• **GIVEN RECORDS**:
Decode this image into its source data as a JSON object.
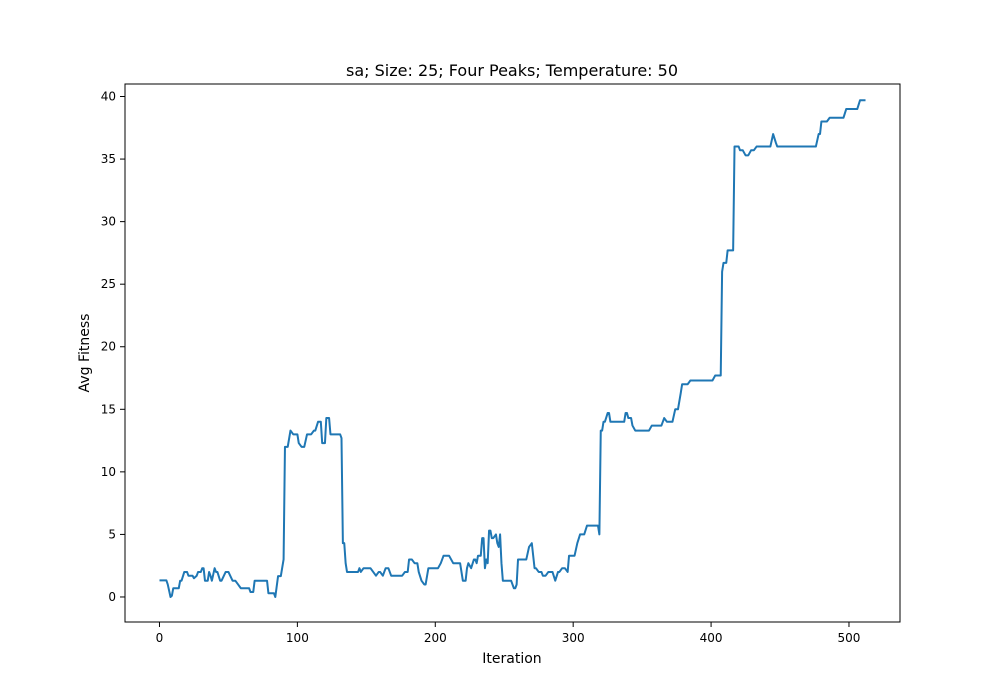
{
  "chart_data": {
    "type": "line",
    "title": "sa; Size: 25; Four Peaks; Temperature: 50",
    "xlabel": "Iteration",
    "ylabel": "Avg Fitness",
    "xlim": [
      -25,
      537
    ],
    "ylim": [
      -2,
      41
    ],
    "xticks": [
      0,
      100,
      200,
      300,
      400,
      500
    ],
    "yticks": [
      0,
      5,
      10,
      15,
      20,
      25,
      30,
      35,
      40
    ],
    "grid": false,
    "line_color": "#1f77b4",
    "series": [
      {
        "x": [
          0,
          5,
          6,
          7,
          8,
          9,
          10,
          12,
          14,
          15,
          16,
          18,
          20,
          21,
          22,
          24,
          25,
          27,
          28,
          30,
          31,
          32,
          33,
          35,
          36,
          37,
          38,
          40,
          41,
          42,
          44,
          45,
          48,
          49,
          50,
          53,
          55,
          57,
          59,
          61,
          63,
          65,
          66,
          68,
          69,
          70,
          71,
          73,
          75,
          77,
          78,
          79,
          80,
          81,
          82,
          83,
          84,
          86,
          87,
          88,
          90,
          91,
          93,
          95,
          97,
          99,
          100,
          101,
          103,
          105,
          107,
          109,
          110,
          112,
          113,
          115,
          117,
          118,
          120,
          121,
          123,
          124,
          125,
          127,
          129,
          131,
          132,
          133,
          134,
          135,
          136,
          138,
          140,
          142,
          144,
          145,
          146,
          148,
          150,
          152,
          153,
          155,
          157,
          159,
          160,
          162,
          164,
          166,
          168,
          170,
          172,
          174,
          176,
          178,
          180,
          181,
          183,
          185,
          187,
          188,
          190,
          192,
          193,
          195,
          197,
          199,
          200,
          202,
          204,
          206,
          208,
          210,
          213,
          215,
          216,
          218,
          220,
          222,
          223,
          224,
          226,
          228,
          229,
          230,
          231,
          233,
          234,
          235,
          236,
          237,
          238,
          239,
          240,
          241,
          242,
          244,
          245,
          246,
          247,
          248,
          249,
          250,
          251,
          253,
          255,
          257,
          258,
          259,
          260,
          262,
          264,
          266,
          268,
          270,
          272,
          273,
          275,
          277,
          278,
          280,
          282,
          284,
          285,
          287,
          289,
          290,
          292,
          294,
          296,
          297,
          299,
          301,
          303,
          305,
          307,
          308,
          310,
          312,
          314,
          316,
          318,
          319,
          320,
          321,
          322,
          323,
          325,
          326,
          327,
          329,
          331,
          333,
          335,
          337,
          338,
          339,
          340,
          342,
          343,
          345,
          347,
          349,
          351,
          353,
          355,
          357,
          359,
          361,
          363,
          364,
          366,
          368,
          370,
          372,
          374,
          376,
          378,
          379,
          381,
          383,
          385,
          387,
          389,
          391,
          393,
          395,
          397,
          399,
          401,
          403,
          405,
          407,
          408,
          409,
          410,
          411,
          412,
          413,
          414,
          416,
          417,
          418,
          419,
          420,
          421,
          423,
          425,
          427,
          429,
          431,
          433,
          435,
          437,
          439,
          441,
          443,
          445,
          447,
          448,
          450,
          452,
          454,
          456,
          458,
          460,
          462,
          464,
          466,
          468,
          470,
          472,
          474,
          476,
          478,
          479,
          480,
          482,
          484,
          486,
          488,
          490,
          492,
          494,
          496,
          498,
          500,
          502,
          504,
          506,
          508,
          510,
          512
        ],
        "y": [
          1.33,
          1.33,
          1.0,
          0.5,
          0.0,
          0.1,
          0.7,
          0.7,
          0.7,
          1.3,
          1.3,
          2.0,
          2.0,
          1.7,
          1.7,
          1.7,
          1.5,
          1.7,
          2.0,
          2.0,
          2.3,
          2.3,
          1.3,
          1.3,
          2.0,
          1.7,
          1.3,
          2.3,
          2.0,
          2.0,
          1.3,
          1.3,
          2.0,
          2.0,
          2.0,
          1.3,
          1.3,
          1.0,
          0.7,
          0.7,
          0.7,
          0.7,
          0.4,
          0.4,
          1.3,
          1.3,
          1.3,
          1.3,
          1.3,
          1.3,
          1.3,
          0.3,
          0.3,
          0.3,
          0.3,
          0.3,
          0.0,
          1.67,
          1.67,
          1.67,
          3.0,
          12.0,
          12.0,
          13.3,
          13.0,
          13.0,
          13.0,
          12.3,
          12.0,
          12.0,
          13.0,
          13.0,
          13.0,
          13.3,
          13.3,
          14.0,
          14.0,
          12.3,
          12.3,
          14.3,
          14.3,
          13.0,
          13.0,
          13.0,
          13.0,
          13.0,
          12.7,
          4.3,
          4.3,
          2.7,
          2.0,
          2.0,
          2.0,
          2.0,
          2.0,
          2.3,
          2.0,
          2.3,
          2.3,
          2.3,
          2.3,
          2.0,
          1.7,
          2.0,
          2.0,
          1.7,
          2.3,
          2.3,
          1.7,
          1.7,
          1.7,
          1.7,
          1.7,
          2.0,
          2.0,
          3.0,
          3.0,
          2.7,
          2.7,
          2.0,
          1.3,
          1.0,
          1.0,
          2.3,
          2.3,
          2.3,
          2.3,
          2.3,
          2.7,
          3.3,
          3.3,
          3.3,
          2.7,
          2.7,
          2.7,
          2.7,
          1.3,
          1.3,
          2.3,
          2.7,
          2.3,
          3.0,
          3.0,
          2.7,
          3.3,
          3.3,
          4.7,
          4.7,
          2.3,
          3.0,
          2.7,
          5.3,
          5.3,
          4.7,
          4.7,
          5.0,
          4.3,
          4.0,
          5.0,
          2.7,
          1.3,
          1.3,
          1.3,
          1.3,
          1.3,
          0.7,
          0.7,
          1.0,
          3.0,
          3.0,
          3.0,
          3.0,
          4.0,
          4.3,
          2.3,
          2.3,
          2.0,
          2.0,
          1.7,
          1.7,
          2.0,
          2.0,
          2.0,
          1.3,
          2.0,
          2.0,
          2.3,
          2.3,
          2.0,
          3.3,
          3.3,
          3.3,
          4.3,
          5.0,
          5.0,
          5.0,
          5.7,
          5.7,
          5.7,
          5.7,
          5.7,
          5.0,
          13.3,
          13.3,
          14.0,
          14.0,
          14.7,
          14.7,
          14.0,
          14.0,
          14.0,
          14.0,
          14.0,
          14.0,
          14.7,
          14.7,
          14.3,
          14.3,
          13.7,
          13.3,
          13.3,
          13.3,
          13.3,
          13.3,
          13.3,
          13.7,
          13.7,
          13.7,
          13.7,
          13.7,
          14.3,
          14.0,
          14.0,
          14.0,
          15.0,
          15.0,
          16.3,
          17.0,
          17.0,
          17.0,
          17.3,
          17.3,
          17.3,
          17.3,
          17.3,
          17.3,
          17.3,
          17.3,
          17.3,
          17.7,
          17.7,
          17.7,
          26.0,
          26.7,
          26.7,
          26.7,
          27.7,
          27.7,
          27.7,
          27.7,
          36.0,
          36.0,
          36.0,
          36.0,
          35.7,
          35.7,
          35.3,
          35.3,
          35.7,
          35.7,
          36.0,
          36.0,
          36.0,
          36.0,
          36.0,
          36.0,
          37.0,
          36.3,
          36.0,
          36.0,
          36.0,
          36.0,
          36.0,
          36.0,
          36.0,
          36.0,
          36.0,
          36.0,
          36.0,
          36.0,
          36.0,
          36.0,
          36.0,
          37.0,
          37.0,
          38.0,
          38.0,
          38.0,
          38.3,
          38.3,
          38.3,
          38.3,
          38.3,
          38.3,
          39.0,
          39.0,
          39.0,
          39.0,
          39.0,
          39.7,
          39.7,
          39.7
        ]
      }
    ]
  }
}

• **WRITTEN EXERCISE**:
Output every entry word for word, but omit the pictures.

• **RESPONSE TO THIS TASK**:
Decode this image into its source data as a JSON object.
{
  "chart_data": {
    "type": "line",
    "title": "sa; Size: 25; Four Peaks; Temperature: 50",
    "xlabel": "Iteration",
    "ylabel": "Avg Fitness",
    "xlim": [
      -25,
      537
    ],
    "ylim": [
      -2,
      41
    ],
    "xticks": [
      0,
      100,
      200,
      300,
      400,
      500
    ],
    "yticks": [
      0,
      5,
      10,
      15,
      20,
      25,
      30,
      35,
      40
    ],
    "grid": false,
    "line_color": "#1f77b4",
    "series": [
      {
        "x": [
          0,
          5,
          6,
          7,
          8,
          9,
          10,
          12,
          14,
          15,
          16,
          18,
          20,
          21,
          22,
          24,
          25,
          27,
          28,
          30,
          31,
          32,
          33,
          35,
          36,
          37,
          38,
          40,
          41,
          42,
          44,
          45,
          48,
          49,
          50,
          53,
          55,
          57,
          59,
          61,
          63,
          65,
          66,
          68,
          69,
          70,
          71,
          73,
          75,
          77,
          78,
          79,
          80,
          81,
          82,
          83,
          84,
          86,
          87,
          88,
          90,
          91,
          93,
          95,
          97,
          99,
          100,
          101,
          103,
          105,
          107,
          109,
          110,
          112,
          113,
          115,
          117,
          118,
          120,
          121,
          123,
          124,
          125,
          127,
          129,
          131,
          132,
          133,
          134,
          135,
          136,
          138,
          140,
          142,
          144,
          145,
          146,
          148,
          150,
          152,
          153,
          155,
          157,
          159,
          160,
          162,
          164,
          166,
          168,
          170,
          172,
          174,
          176,
          178,
          180,
          181,
          183,
          185,
          187,
          188,
          190,
          192,
          193,
          195,
          197,
          199,
          200,
          202,
          204,
          206,
          208,
          210,
          213,
          215,
          216,
          218,
          220,
          222,
          223,
          224,
          226,
          228,
          229,
          230,
          231,
          233,
          234,
          235,
          236,
          237,
          238,
          239,
          240,
          241,
          242,
          244,
          245,
          246,
          247,
          248,
          249,
          250,
          251,
          253,
          255,
          257,
          258,
          259,
          260,
          262,
          264,
          266,
          268,
          270,
          272,
          273,
          275,
          277,
          278,
          280,
          282,
          284,
          285,
          287,
          289,
          290,
          292,
          294,
          296,
          297,
          299,
          301,
          303,
          305,
          307,
          308,
          310,
          312,
          314,
          316,
          318,
          319,
          320,
          321,
          322,
          323,
          325,
          326,
          327,
          329,
          331,
          333,
          335,
          337,
          338,
          339,
          340,
          342,
          343,
          345,
          347,
          349,
          351,
          353,
          355,
          357,
          359,
          361,
          363,
          364,
          366,
          368,
          370,
          372,
          374,
          376,
          378,
          379,
          381,
          383,
          385,
          387,
          389,
          391,
          393,
          395,
          397,
          399,
          401,
          403,
          405,
          407,
          408,
          409,
          410,
          411,
          412,
          413,
          414,
          416,
          417,
          418,
          419,
          420,
          421,
          423,
          425,
          427,
          429,
          431,
          433,
          435,
          437,
          439,
          441,
          443,
          445,
          447,
          448,
          450,
          452,
          454,
          456,
          458,
          460,
          462,
          464,
          466,
          468,
          470,
          472,
          474,
          476,
          478,
          479,
          480,
          482,
          484,
          486,
          488,
          490,
          492,
          494,
          496,
          498,
          500,
          502,
          504,
          506,
          508,
          510,
          512
        ],
        "y": [
          1.33,
          1.33,
          1.0,
          0.5,
          0.0,
          0.1,
          0.7,
          0.7,
          0.7,
          1.3,
          1.3,
          2.0,
          2.0,
          1.7,
          1.7,
          1.7,
          1.5,
          1.7,
          2.0,
          2.0,
          2.3,
          2.3,
          1.3,
          1.3,
          2.0,
          1.7,
          1.3,
          2.3,
          2.0,
          2.0,
          1.3,
          1.3,
          2.0,
          2.0,
          2.0,
          1.3,
          1.3,
          1.0,
          0.7,
          0.7,
          0.7,
          0.7,
          0.4,
          0.4,
          1.3,
          1.3,
          1.3,
          1.3,
          1.3,
          1.3,
          1.3,
          0.3,
          0.3,
          0.3,
          0.3,
          0.3,
          0.0,
          1.67,
          1.67,
          1.67,
          3.0,
          12.0,
          12.0,
          13.3,
          13.0,
          13.0,
          13.0,
          12.3,
          12.0,
          12.0,
          13.0,
          13.0,
          13.0,
          13.3,
          13.3,
          14.0,
          14.0,
          12.3,
          12.3,
          14.3,
          14.3,
          13.0,
          13.0,
          13.0,
          13.0,
          13.0,
          12.7,
          4.3,
          4.3,
          2.7,
          2.0,
          2.0,
          2.0,
          2.0,
          2.0,
          2.3,
          2.0,
          2.3,
          2.3,
          2.3,
          2.3,
          2.0,
          1.7,
          2.0,
          2.0,
          1.7,
          2.3,
          2.3,
          1.7,
          1.7,
          1.7,
          1.7,
          1.7,
          2.0,
          2.0,
          3.0,
          3.0,
          2.7,
          2.7,
          2.0,
          1.3,
          1.0,
          1.0,
          2.3,
          2.3,
          2.3,
          2.3,
          2.3,
          2.7,
          3.3,
          3.3,
          3.3,
          2.7,
          2.7,
          2.7,
          2.7,
          1.3,
          1.3,
          2.3,
          2.7,
          2.3,
          3.0,
          3.0,
          2.7,
          3.3,
          3.3,
          4.7,
          4.7,
          2.3,
          3.0,
          2.7,
          5.3,
          5.3,
          4.7,
          4.7,
          5.0,
          4.3,
          4.0,
          5.0,
          2.7,
          1.3,
          1.3,
          1.3,
          1.3,
          1.3,
          0.7,
          0.7,
          1.0,
          3.0,
          3.0,
          3.0,
          3.0,
          4.0,
          4.3,
          2.3,
          2.3,
          2.0,
          2.0,
          1.7,
          1.7,
          2.0,
          2.0,
          2.0,
          1.3,
          2.0,
          2.0,
          2.3,
          2.3,
          2.0,
          3.3,
          3.3,
          3.3,
          4.3,
          5.0,
          5.0,
          5.0,
          5.7,
          5.7,
          5.7,
          5.7,
          5.7,
          5.0,
          13.3,
          13.3,
          14.0,
          14.0,
          14.7,
          14.7,
          14.0,
          14.0,
          14.0,
          14.0,
          14.0,
          14.0,
          14.7,
          14.7,
          14.3,
          14.3,
          13.7,
          13.3,
          13.3,
          13.3,
          13.3,
          13.3,
          13.3,
          13.7,
          13.7,
          13.7,
          13.7,
          13.7,
          14.3,
          14.0,
          14.0,
          14.0,
          15.0,
          15.0,
          16.3,
          17.0,
          17.0,
          17.0,
          17.3,
          17.3,
          17.3,
          17.3,
          17.3,
          17.3,
          17.3,
          17.3,
          17.3,
          17.7,
          17.7,
          17.7,
          26.0,
          26.7,
          26.7,
          26.7,
          27.7,
          27.7,
          27.7,
          27.7,
          36.0,
          36.0,
          36.0,
          36.0,
          35.7,
          35.7,
          35.3,
          35.3,
          35.7,
          35.7,
          36.0,
          36.0,
          36.0,
          36.0,
          36.0,
          36.0,
          37.0,
          36.3,
          36.0,
          36.0,
          36.0,
          36.0,
          36.0,
          36.0,
          36.0,
          36.0,
          36.0,
          36.0,
          36.0,
          36.0,
          36.0,
          36.0,
          36.0,
          37.0,
          37.0,
          38.0,
          38.0,
          38.0,
          38.3,
          38.3,
          38.3,
          38.3,
          38.3,
          38.3,
          39.0,
          39.0,
          39.0,
          39.0,
          39.0,
          39.7,
          39.7,
          39.7
        ]
      }
    ]
  }
}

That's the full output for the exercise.